(Figure dataset records)

'''

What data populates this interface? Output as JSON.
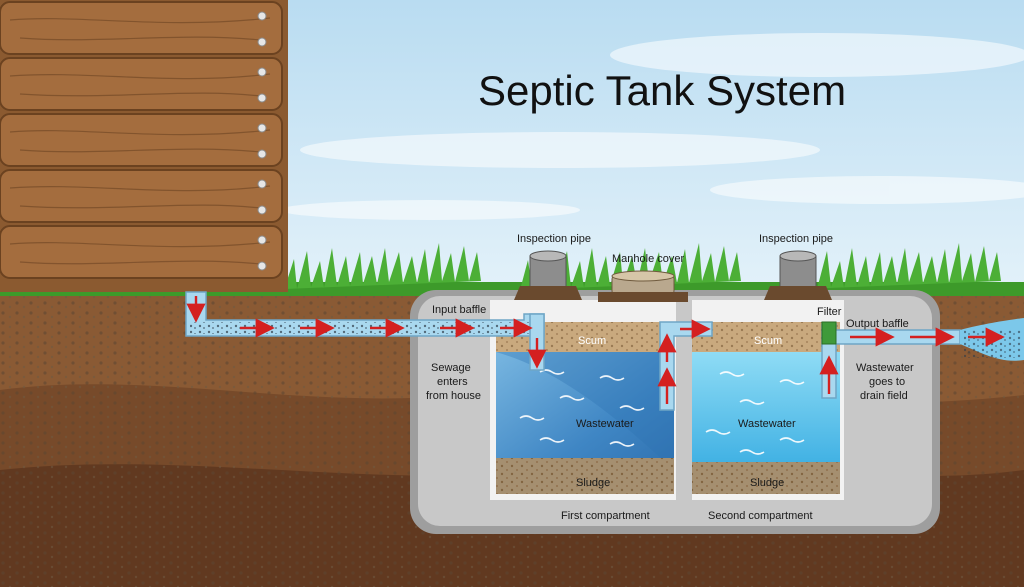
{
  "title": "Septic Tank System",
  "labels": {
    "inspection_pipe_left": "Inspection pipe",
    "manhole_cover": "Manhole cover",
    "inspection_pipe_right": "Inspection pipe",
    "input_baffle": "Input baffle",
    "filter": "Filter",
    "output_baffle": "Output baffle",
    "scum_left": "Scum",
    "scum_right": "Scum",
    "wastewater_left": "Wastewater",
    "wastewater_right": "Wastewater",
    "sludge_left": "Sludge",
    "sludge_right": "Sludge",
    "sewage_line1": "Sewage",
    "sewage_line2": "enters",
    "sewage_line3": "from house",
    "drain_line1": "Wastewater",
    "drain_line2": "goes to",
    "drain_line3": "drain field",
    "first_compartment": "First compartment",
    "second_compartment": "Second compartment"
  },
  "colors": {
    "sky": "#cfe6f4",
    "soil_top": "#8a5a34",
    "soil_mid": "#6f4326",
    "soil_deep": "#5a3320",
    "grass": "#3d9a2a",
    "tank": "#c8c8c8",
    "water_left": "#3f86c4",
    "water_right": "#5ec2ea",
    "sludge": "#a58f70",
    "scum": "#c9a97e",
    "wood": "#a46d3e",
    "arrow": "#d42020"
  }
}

'''

#### WHAT YOU SHOULD DO:
Isolate each line of the listing above that includes "baffle". Copy it.

#### ANSWER TO THIS EXERCISE:
    "input_baffle": "Input baffle",
    "output_baffle": "Output baffle",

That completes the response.